Given exercise:
Using the data below, gather each line that includes the word "dewpt".

(Extracts from a graphics dataset)
□ □ □ □

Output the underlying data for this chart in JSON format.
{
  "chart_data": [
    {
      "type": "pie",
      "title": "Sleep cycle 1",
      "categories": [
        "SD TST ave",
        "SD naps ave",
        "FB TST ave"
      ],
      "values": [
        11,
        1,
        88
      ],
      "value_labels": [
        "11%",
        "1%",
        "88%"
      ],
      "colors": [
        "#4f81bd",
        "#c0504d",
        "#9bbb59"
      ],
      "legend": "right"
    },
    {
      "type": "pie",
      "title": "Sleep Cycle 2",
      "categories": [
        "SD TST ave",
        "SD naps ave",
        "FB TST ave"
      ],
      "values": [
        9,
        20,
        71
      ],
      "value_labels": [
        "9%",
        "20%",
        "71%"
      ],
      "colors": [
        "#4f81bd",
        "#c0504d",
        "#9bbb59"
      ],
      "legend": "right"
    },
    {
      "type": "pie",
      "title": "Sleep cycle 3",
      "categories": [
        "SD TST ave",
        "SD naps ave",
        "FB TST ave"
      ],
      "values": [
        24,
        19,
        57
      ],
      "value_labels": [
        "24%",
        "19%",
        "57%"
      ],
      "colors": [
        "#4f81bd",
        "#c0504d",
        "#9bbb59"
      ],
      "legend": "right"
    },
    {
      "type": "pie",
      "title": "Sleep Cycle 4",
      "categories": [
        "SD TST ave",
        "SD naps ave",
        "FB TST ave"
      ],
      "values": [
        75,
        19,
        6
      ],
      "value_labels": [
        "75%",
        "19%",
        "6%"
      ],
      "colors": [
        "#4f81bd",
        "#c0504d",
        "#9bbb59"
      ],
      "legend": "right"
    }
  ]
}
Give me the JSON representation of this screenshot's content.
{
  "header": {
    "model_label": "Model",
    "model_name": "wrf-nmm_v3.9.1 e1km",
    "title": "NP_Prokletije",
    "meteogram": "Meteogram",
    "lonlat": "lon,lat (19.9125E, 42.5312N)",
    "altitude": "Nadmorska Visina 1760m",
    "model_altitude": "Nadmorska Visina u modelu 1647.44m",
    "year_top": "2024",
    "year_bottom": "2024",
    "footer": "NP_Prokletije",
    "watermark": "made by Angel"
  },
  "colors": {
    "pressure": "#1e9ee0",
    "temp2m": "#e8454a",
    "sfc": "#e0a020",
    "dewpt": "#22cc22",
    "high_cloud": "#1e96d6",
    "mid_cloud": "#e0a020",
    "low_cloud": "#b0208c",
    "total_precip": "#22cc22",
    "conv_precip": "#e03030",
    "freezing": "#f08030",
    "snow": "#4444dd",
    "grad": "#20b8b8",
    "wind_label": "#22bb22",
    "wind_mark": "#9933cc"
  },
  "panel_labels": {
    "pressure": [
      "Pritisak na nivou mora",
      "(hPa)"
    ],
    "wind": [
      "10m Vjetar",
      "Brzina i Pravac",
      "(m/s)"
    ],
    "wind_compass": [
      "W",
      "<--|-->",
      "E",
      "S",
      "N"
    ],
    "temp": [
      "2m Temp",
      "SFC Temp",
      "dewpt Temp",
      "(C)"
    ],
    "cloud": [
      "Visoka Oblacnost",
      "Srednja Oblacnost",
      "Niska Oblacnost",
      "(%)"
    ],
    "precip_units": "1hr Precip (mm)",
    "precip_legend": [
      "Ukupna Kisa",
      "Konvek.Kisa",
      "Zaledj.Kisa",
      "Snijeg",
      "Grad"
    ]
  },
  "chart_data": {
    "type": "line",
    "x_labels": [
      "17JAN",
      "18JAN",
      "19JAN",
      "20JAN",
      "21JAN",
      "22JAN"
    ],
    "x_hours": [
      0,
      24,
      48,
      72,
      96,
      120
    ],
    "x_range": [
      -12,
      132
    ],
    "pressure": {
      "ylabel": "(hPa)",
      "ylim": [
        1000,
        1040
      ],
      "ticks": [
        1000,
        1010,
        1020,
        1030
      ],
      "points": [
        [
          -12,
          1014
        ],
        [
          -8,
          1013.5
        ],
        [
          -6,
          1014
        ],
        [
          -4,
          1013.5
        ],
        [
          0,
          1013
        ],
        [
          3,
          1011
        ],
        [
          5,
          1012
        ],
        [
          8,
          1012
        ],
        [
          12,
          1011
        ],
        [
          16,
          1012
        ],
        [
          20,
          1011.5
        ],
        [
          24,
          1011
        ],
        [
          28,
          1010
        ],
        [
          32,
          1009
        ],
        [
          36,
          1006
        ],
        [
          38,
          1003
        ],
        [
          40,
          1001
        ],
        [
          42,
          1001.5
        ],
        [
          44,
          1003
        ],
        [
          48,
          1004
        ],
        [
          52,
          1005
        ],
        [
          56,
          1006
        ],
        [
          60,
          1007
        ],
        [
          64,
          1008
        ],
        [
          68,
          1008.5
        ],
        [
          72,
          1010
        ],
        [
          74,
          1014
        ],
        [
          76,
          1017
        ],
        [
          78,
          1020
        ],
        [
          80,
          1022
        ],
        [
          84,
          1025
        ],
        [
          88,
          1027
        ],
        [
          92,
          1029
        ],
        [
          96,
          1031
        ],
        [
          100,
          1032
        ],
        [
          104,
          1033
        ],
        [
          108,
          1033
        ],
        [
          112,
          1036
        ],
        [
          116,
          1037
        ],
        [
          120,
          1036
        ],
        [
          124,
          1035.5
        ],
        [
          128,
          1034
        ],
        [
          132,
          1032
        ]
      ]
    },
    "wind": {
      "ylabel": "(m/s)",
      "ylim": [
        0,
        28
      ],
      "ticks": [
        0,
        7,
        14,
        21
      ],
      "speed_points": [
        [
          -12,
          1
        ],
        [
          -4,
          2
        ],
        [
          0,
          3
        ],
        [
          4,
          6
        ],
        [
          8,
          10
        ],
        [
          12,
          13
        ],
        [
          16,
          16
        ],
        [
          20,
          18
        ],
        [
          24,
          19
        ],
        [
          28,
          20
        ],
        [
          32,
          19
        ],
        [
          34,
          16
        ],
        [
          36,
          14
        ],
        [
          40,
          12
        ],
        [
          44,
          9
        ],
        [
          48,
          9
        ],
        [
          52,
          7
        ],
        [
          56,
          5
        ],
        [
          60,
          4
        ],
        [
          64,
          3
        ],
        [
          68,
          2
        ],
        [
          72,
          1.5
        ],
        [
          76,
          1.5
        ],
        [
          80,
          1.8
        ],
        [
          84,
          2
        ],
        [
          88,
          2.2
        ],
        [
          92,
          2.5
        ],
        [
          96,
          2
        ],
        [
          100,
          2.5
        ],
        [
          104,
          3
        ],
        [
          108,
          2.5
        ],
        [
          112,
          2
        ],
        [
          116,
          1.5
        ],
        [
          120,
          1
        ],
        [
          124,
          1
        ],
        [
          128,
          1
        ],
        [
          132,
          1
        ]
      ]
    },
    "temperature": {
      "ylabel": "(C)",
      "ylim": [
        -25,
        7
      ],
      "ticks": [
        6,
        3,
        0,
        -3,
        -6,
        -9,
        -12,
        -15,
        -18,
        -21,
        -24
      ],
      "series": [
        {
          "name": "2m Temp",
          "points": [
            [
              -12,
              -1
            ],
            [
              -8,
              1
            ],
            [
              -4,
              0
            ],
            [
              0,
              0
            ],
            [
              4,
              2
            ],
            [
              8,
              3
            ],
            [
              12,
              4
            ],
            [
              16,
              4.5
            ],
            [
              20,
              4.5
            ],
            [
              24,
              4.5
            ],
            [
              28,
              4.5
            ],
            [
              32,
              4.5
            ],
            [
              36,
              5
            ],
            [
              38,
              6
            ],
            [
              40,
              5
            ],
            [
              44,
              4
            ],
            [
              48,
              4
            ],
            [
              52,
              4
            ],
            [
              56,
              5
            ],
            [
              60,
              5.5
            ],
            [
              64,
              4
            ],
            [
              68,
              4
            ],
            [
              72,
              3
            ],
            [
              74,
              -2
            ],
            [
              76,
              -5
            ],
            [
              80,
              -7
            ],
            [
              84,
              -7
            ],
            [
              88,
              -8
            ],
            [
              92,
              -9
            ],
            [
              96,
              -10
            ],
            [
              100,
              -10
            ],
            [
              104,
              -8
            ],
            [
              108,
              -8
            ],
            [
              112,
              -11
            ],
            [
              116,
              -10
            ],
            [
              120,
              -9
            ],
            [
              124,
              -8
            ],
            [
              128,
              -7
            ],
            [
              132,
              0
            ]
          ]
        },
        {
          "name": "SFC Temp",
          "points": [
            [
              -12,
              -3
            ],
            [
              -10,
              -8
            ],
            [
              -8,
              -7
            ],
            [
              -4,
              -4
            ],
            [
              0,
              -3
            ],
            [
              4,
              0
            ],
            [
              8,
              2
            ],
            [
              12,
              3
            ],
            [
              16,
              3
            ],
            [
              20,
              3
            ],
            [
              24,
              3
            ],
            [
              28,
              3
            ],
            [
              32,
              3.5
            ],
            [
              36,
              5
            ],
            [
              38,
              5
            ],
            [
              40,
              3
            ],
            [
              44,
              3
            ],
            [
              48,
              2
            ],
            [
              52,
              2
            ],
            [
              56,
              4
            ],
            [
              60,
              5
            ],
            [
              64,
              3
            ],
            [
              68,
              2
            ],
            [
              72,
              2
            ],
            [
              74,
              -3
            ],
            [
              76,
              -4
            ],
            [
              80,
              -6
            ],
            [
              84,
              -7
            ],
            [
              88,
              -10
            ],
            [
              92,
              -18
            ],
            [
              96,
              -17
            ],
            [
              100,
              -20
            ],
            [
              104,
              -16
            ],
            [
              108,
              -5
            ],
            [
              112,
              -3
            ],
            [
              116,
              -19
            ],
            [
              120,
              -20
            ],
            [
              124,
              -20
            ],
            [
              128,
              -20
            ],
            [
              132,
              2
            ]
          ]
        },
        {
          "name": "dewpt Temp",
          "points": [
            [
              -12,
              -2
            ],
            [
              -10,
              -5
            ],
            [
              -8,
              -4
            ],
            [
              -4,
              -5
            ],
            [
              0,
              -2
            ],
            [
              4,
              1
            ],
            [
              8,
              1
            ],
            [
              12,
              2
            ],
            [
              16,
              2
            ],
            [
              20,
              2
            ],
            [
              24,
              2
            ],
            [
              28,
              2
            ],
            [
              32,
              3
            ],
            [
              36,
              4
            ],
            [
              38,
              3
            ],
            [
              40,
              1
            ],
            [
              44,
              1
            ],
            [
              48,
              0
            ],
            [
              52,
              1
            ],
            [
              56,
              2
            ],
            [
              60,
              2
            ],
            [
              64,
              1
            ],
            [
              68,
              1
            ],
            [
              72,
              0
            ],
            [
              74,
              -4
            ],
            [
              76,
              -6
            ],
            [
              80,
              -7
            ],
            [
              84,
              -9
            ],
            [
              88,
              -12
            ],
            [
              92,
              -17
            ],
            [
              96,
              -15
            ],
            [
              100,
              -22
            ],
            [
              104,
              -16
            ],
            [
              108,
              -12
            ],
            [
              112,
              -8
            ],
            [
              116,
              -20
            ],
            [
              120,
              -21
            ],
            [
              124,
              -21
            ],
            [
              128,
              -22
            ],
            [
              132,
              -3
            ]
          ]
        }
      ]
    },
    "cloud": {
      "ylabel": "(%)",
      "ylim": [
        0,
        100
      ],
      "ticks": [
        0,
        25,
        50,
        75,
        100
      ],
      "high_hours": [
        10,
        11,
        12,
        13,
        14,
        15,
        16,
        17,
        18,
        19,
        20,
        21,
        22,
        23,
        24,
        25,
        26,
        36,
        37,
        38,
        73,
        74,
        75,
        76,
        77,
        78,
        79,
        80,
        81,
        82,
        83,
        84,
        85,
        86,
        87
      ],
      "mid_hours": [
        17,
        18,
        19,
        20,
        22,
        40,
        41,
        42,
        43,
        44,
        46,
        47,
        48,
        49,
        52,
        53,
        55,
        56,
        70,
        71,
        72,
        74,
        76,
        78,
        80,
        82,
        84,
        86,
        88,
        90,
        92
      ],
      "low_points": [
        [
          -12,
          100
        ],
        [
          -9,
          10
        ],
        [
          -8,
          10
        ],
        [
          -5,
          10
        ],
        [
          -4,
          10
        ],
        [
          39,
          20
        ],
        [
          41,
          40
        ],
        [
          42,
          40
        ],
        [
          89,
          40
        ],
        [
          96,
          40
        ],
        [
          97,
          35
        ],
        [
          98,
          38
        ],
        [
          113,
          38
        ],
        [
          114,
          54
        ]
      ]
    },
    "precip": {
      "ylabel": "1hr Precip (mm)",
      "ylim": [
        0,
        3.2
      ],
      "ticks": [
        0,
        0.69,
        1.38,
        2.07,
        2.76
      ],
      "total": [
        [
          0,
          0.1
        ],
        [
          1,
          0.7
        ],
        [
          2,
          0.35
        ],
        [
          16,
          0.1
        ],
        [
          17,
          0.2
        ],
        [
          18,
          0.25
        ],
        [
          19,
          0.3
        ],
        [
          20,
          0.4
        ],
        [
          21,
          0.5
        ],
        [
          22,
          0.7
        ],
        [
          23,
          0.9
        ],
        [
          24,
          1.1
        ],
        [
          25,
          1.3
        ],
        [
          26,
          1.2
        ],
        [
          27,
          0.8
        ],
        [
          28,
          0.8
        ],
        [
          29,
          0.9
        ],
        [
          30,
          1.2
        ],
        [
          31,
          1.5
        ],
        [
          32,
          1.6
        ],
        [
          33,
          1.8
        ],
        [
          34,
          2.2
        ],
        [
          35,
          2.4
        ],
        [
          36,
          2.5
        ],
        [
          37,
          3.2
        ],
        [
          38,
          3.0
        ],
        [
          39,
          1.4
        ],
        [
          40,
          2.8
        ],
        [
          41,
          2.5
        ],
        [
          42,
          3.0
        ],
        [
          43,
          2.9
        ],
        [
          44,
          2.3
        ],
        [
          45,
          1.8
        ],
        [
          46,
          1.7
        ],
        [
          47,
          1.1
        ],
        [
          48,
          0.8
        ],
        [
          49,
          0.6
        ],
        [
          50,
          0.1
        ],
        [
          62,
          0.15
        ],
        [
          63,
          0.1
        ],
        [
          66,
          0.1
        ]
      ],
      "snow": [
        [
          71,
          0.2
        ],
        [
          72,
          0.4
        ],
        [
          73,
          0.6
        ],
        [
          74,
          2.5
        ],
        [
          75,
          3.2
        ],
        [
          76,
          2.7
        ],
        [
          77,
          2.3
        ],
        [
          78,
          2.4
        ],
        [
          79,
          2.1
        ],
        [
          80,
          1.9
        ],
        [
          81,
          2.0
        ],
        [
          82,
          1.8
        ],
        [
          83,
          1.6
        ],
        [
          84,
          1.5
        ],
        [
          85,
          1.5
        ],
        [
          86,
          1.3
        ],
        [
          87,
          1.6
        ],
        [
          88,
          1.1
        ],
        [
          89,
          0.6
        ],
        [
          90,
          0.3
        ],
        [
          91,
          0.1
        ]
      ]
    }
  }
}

□ □ □ □

Finished answer:
    "dewpt": "#22cc22",
      "dewpt Temp",
          "name": "dewpt Temp",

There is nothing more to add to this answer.